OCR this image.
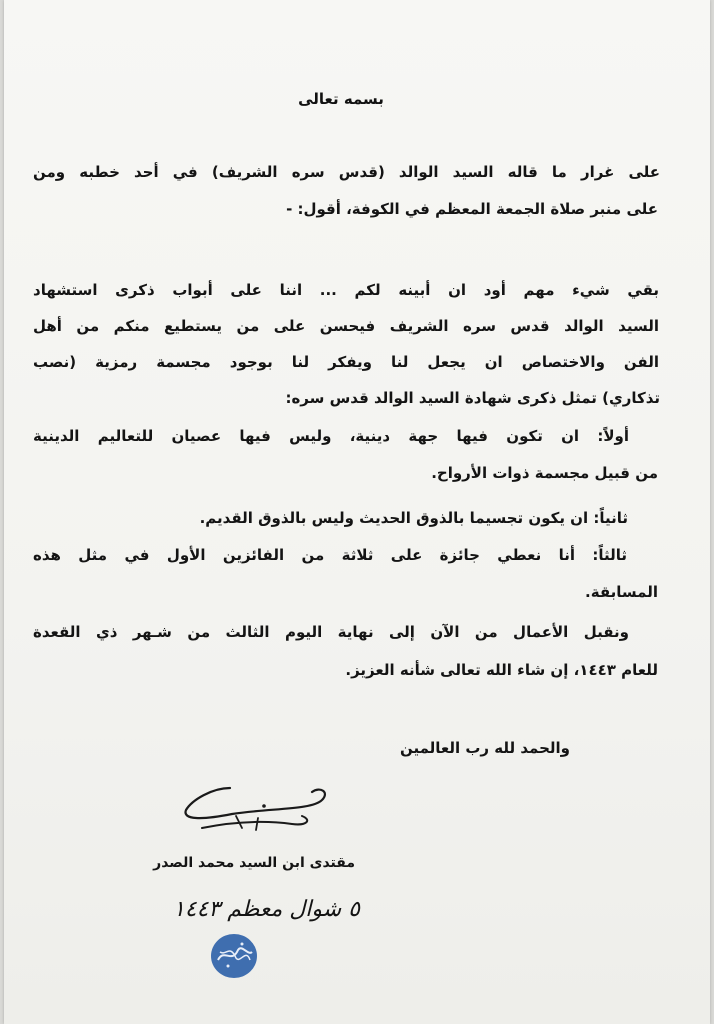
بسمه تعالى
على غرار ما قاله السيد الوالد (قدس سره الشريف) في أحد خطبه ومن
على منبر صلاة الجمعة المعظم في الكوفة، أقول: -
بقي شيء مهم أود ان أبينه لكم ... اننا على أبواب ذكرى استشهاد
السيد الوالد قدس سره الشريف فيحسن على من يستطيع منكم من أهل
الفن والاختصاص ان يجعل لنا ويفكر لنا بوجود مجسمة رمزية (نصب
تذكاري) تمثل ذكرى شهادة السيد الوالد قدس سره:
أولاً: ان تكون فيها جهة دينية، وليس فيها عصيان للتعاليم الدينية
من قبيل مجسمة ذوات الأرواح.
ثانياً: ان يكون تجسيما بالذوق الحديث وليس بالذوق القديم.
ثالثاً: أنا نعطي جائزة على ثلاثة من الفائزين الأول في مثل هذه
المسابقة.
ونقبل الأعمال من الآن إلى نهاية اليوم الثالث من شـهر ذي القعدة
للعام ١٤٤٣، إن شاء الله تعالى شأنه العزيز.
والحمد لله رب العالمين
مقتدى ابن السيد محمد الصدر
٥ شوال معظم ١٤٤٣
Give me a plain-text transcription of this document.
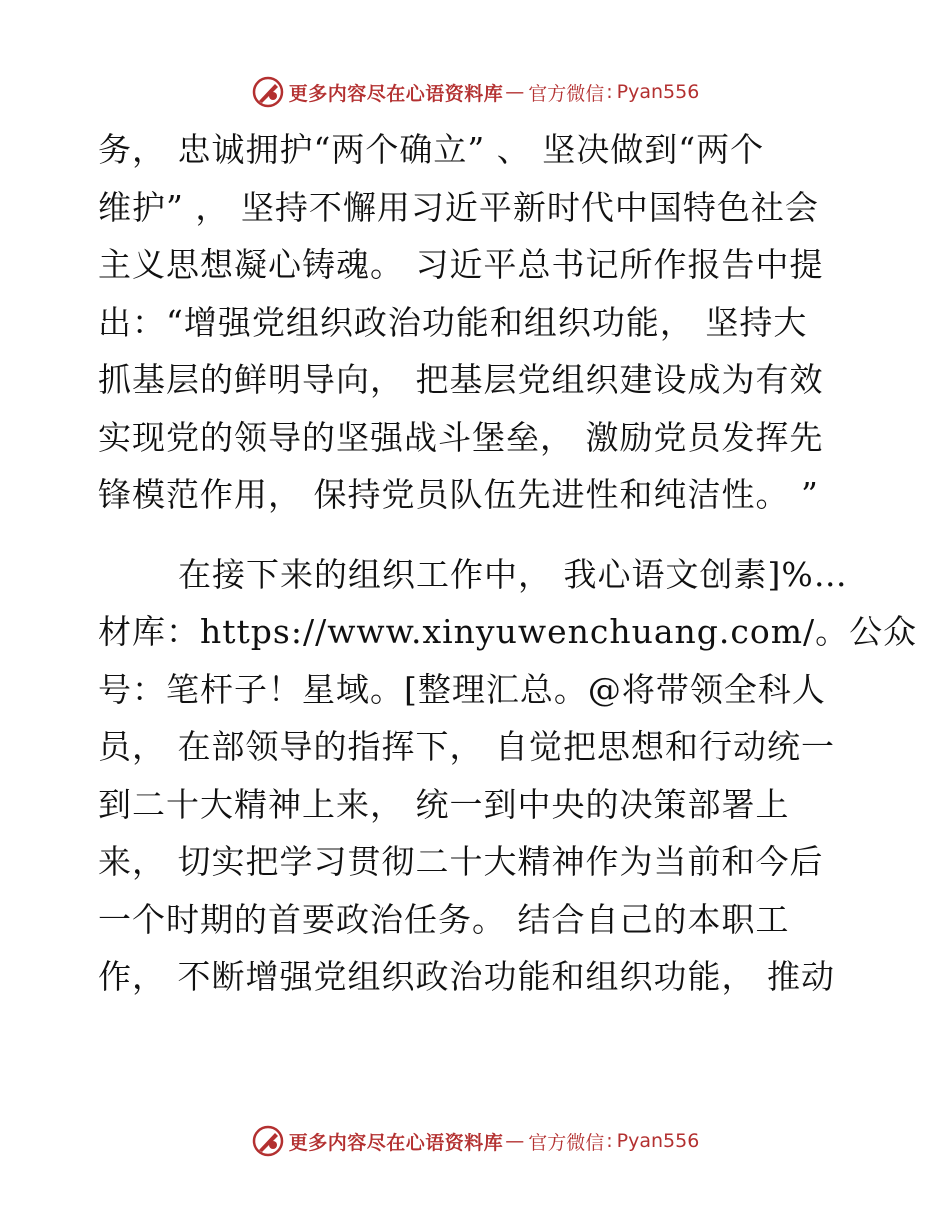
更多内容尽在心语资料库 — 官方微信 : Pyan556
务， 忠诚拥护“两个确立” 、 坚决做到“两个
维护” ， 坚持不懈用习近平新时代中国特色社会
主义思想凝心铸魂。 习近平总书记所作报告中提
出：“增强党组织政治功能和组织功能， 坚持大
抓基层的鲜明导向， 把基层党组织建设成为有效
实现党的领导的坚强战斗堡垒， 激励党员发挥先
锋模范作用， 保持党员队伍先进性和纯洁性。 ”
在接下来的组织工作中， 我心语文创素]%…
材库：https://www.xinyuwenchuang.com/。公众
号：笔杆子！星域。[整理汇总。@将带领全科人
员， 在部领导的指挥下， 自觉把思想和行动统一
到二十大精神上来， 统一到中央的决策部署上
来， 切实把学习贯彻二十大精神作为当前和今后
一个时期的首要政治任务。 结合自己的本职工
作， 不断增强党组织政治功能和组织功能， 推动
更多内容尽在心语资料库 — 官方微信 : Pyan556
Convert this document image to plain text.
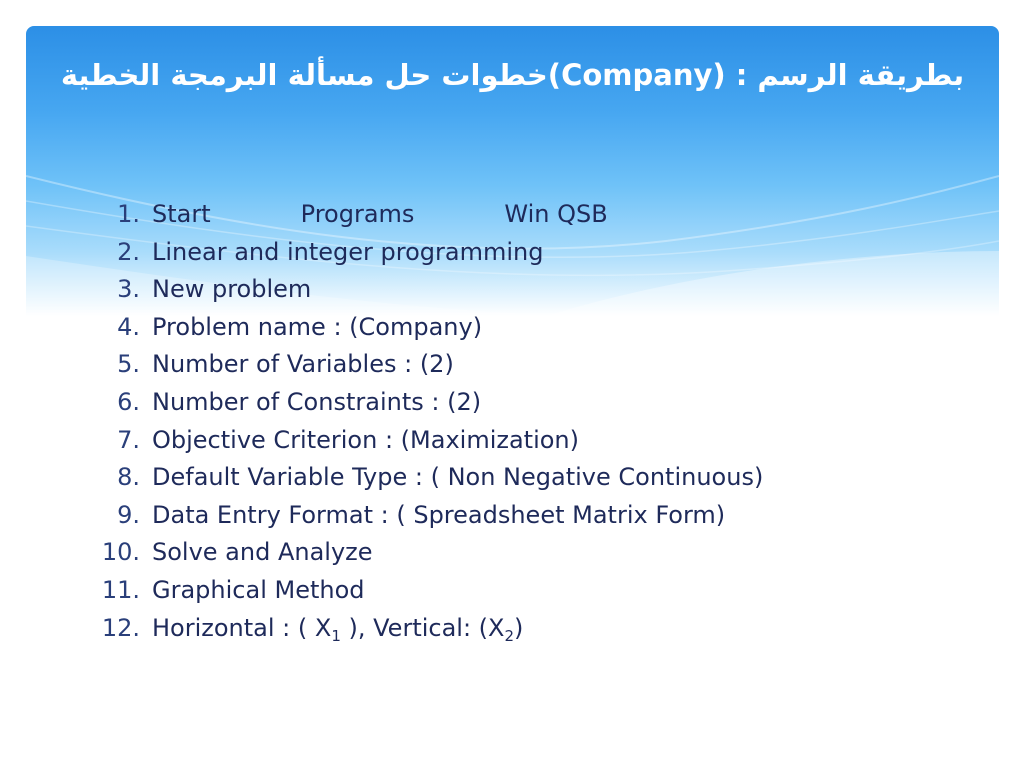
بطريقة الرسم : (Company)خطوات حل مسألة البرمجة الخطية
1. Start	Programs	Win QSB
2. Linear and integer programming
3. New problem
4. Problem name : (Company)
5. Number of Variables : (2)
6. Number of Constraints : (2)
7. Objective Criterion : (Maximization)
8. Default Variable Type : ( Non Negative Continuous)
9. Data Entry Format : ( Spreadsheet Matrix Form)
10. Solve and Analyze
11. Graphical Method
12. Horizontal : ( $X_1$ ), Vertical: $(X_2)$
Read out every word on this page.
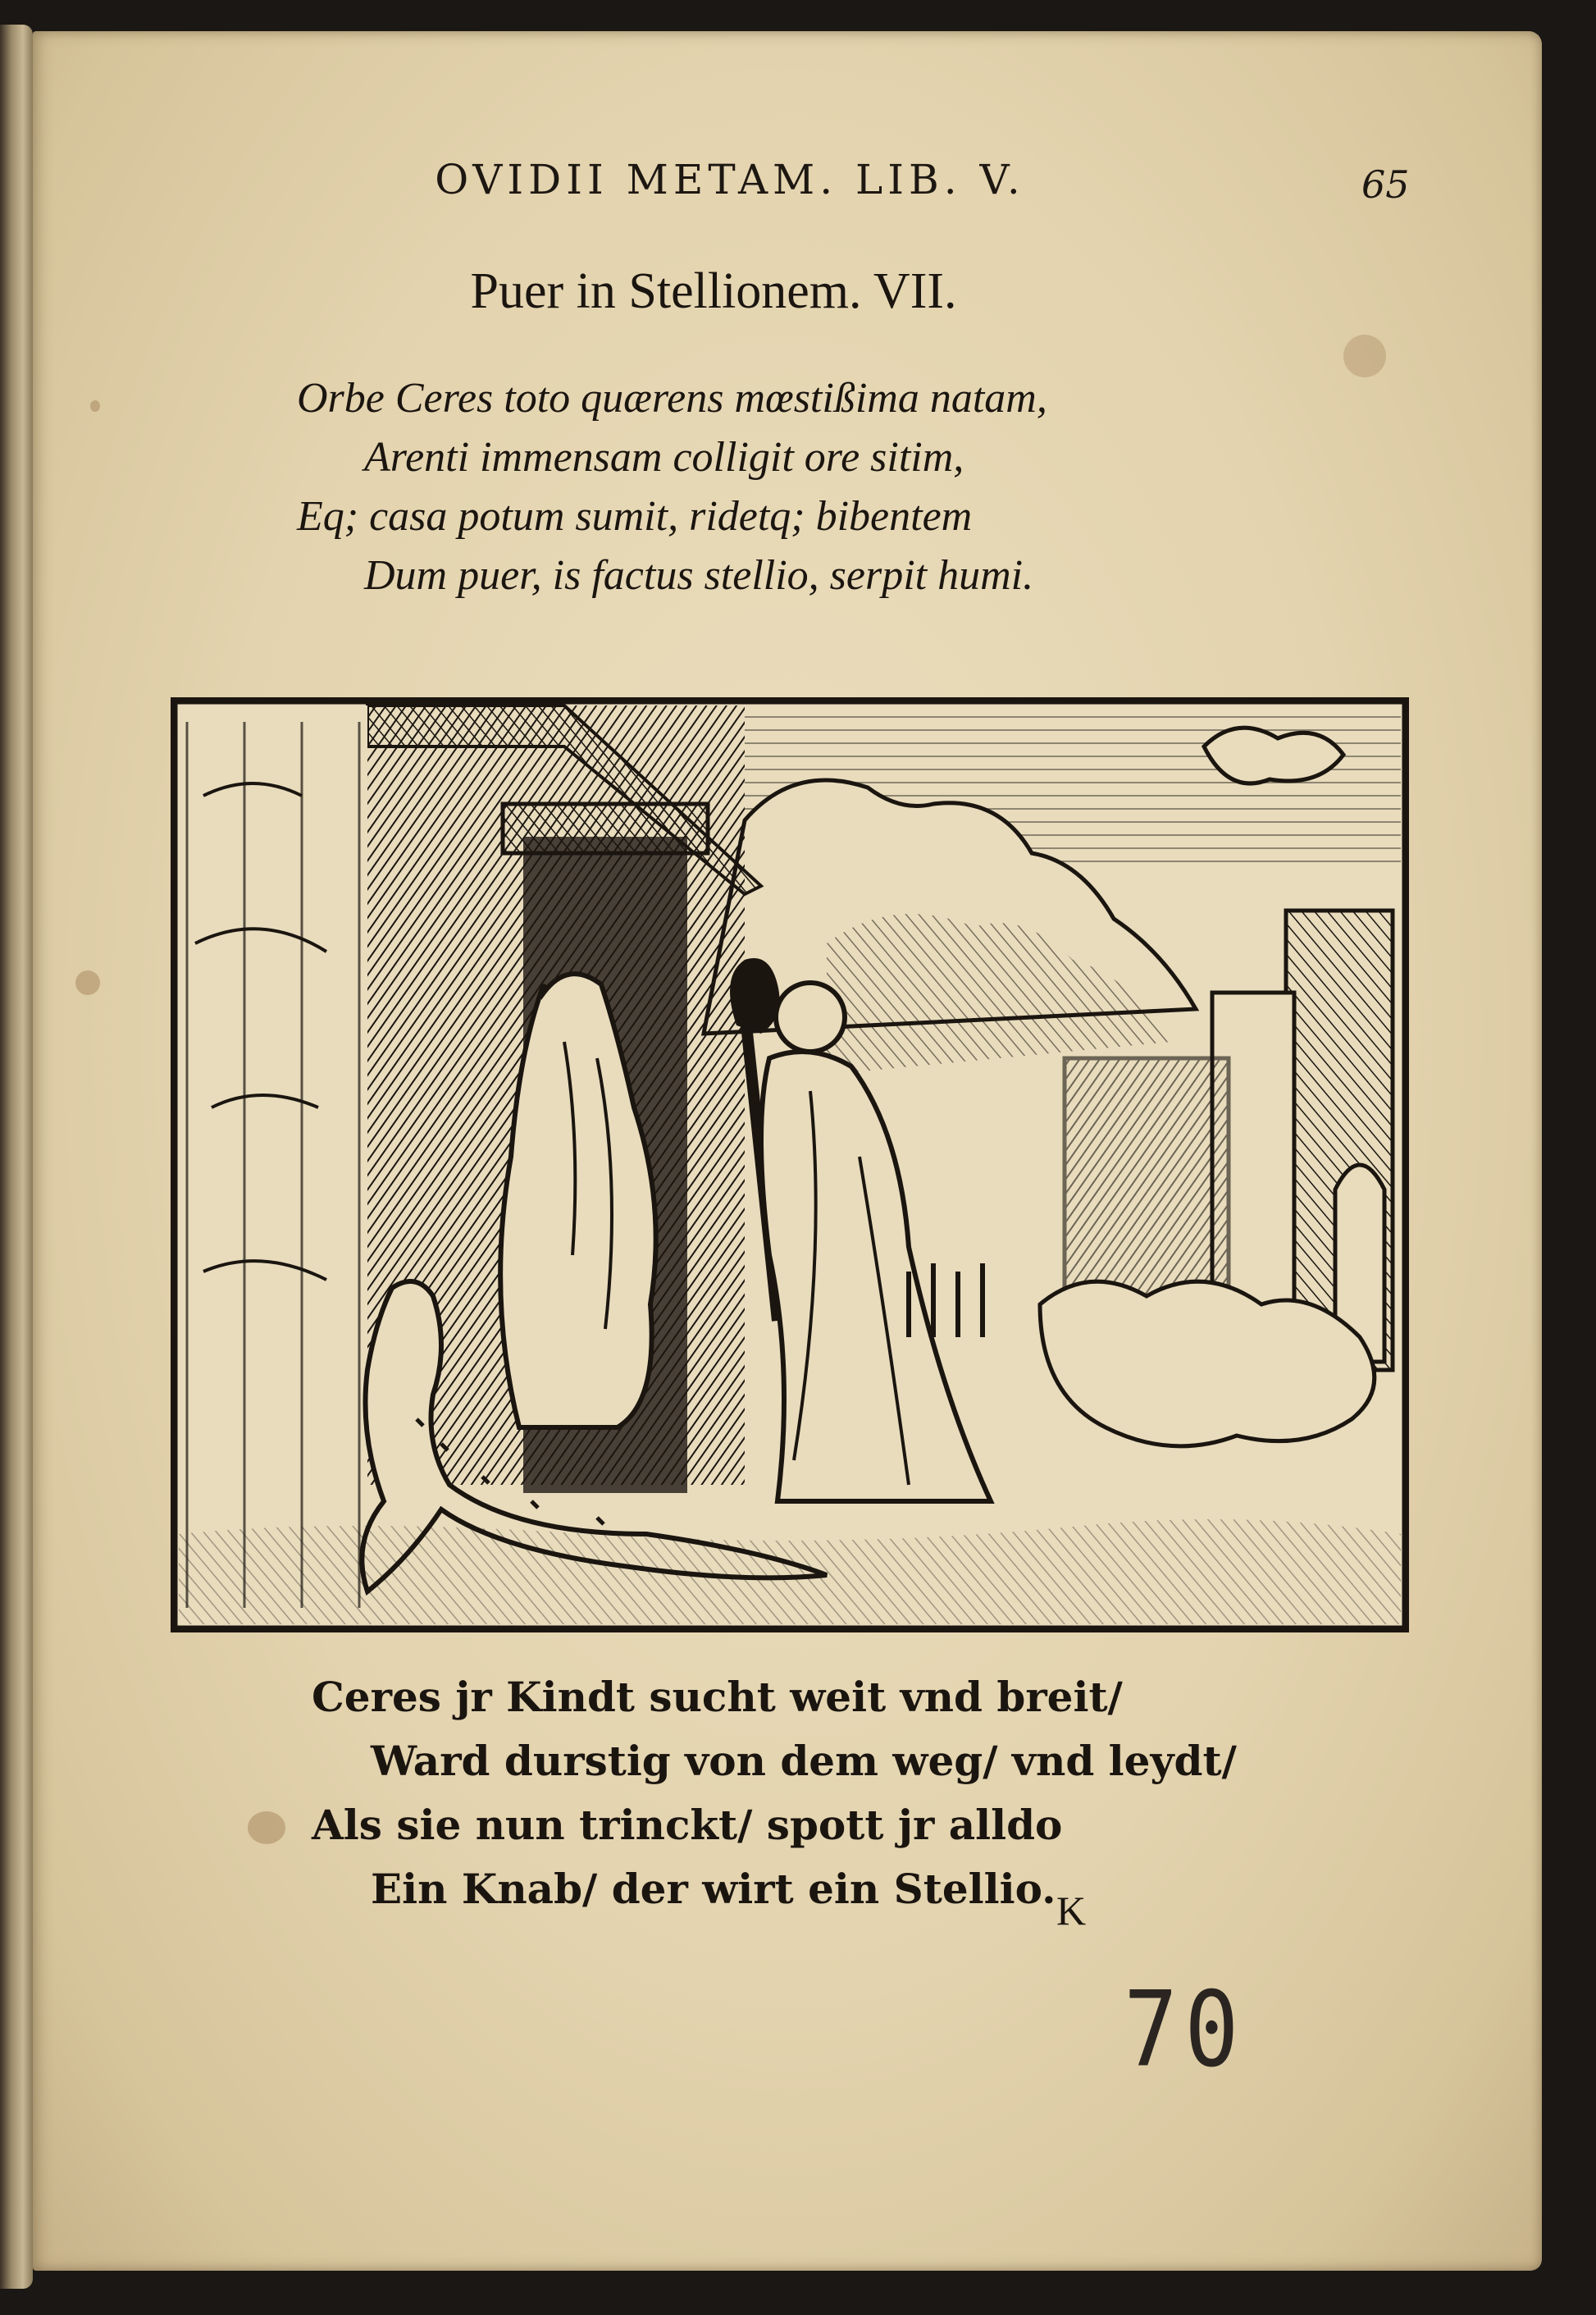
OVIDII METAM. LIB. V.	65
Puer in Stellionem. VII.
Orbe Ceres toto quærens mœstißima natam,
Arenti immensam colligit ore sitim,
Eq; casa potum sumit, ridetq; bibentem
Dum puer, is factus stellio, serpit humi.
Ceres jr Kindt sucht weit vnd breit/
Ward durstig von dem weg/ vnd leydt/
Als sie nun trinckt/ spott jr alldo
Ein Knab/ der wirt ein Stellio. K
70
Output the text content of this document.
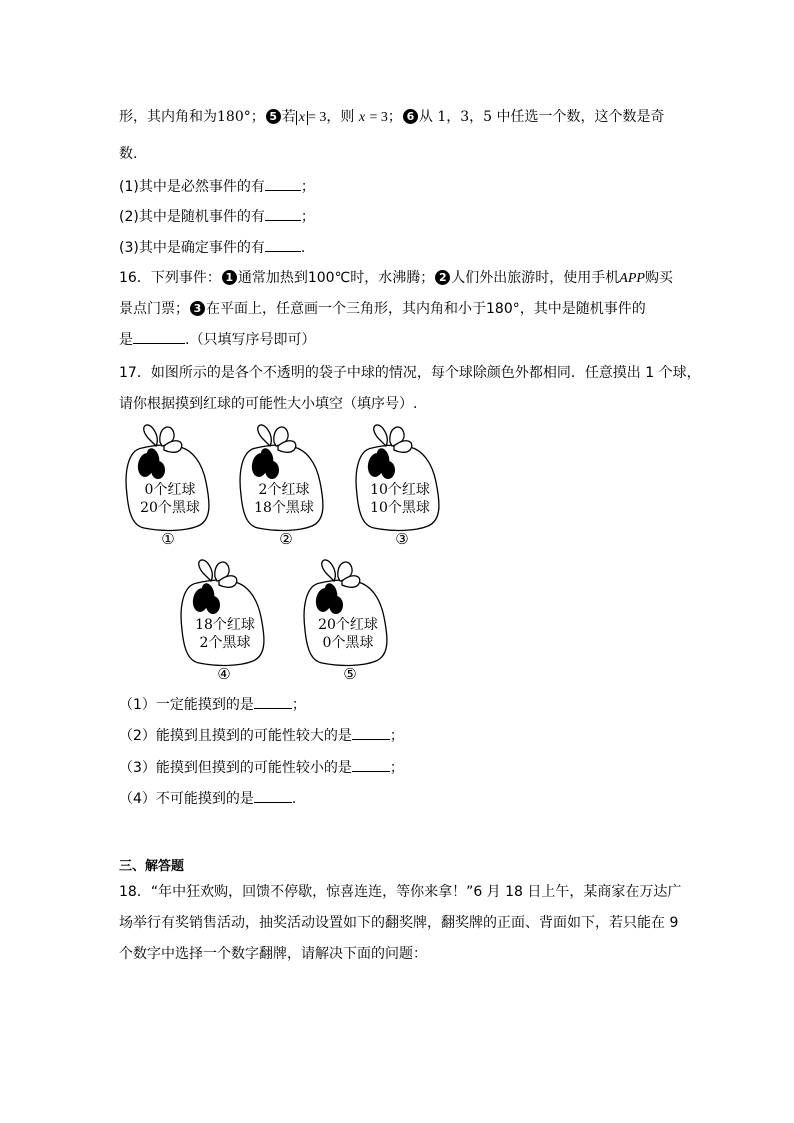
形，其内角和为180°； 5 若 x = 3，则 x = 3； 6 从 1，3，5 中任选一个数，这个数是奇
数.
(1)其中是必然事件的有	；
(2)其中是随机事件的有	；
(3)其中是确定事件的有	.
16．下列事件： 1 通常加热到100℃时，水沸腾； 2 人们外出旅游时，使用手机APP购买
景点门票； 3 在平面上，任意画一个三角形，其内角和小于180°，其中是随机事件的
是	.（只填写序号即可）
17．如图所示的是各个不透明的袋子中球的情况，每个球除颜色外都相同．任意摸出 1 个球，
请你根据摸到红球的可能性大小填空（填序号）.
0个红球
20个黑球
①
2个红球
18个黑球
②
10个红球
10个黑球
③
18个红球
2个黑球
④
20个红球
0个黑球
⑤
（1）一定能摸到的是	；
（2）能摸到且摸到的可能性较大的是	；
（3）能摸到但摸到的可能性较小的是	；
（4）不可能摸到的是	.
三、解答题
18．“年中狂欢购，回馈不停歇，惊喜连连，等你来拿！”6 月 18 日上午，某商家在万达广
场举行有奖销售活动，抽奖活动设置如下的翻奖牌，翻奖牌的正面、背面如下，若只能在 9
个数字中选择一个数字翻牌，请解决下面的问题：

==============================

[Stated goal] Extract only the lines from the line containing "Output the text content of this document." through the final line of the listing above, unchanged; pictures stay out of the copy.

[Task solution]
Output the text content of this document.
形，其内角和为180°； 5 若 x = 3，则 x = 3； 6 从 1，3，5 中任选一个数，这个数是奇
数.
(1)其中是必然事件的有	；
(2)其中是随机事件的有	；
(3)其中是确定事件的有	.
16．下列事件： 1 通常加热到100℃时，水沸腾； 2 人们外出旅游时，使用手机APP购买
景点门票； 3 在平面上，任意画一个三角形，其内角和小于180°，其中是随机事件的
是	.（只填写序号即可）
17．如图所示的是各个不透明的袋子中球的情况，每个球除颜色外都相同．任意摸出 1 个球，
请你根据摸到红球的可能性大小填空（填序号）.
0个红球
20个黑球
①
2个红球
18个黑球
②
10个红球
10个黑球
③
18个红球
2个黑球
④
20个红球
0个黑球
⑤
（1）一定能摸到的是	；
（2）能摸到且摸到的可能性较大的是	；
（3）能摸到但摸到的可能性较小的是	；
（4）不可能摸到的是	.
三、解答题
18．“年中狂欢购，回馈不停歇，惊喜连连，等你来拿！”6 月 18 日上午，某商家在万达广
场举行有奖销售活动，抽奖活动设置如下的翻奖牌，翻奖牌的正面、背面如下，若只能在 9
个数字中选择一个数字翻牌，请解决下面的问题：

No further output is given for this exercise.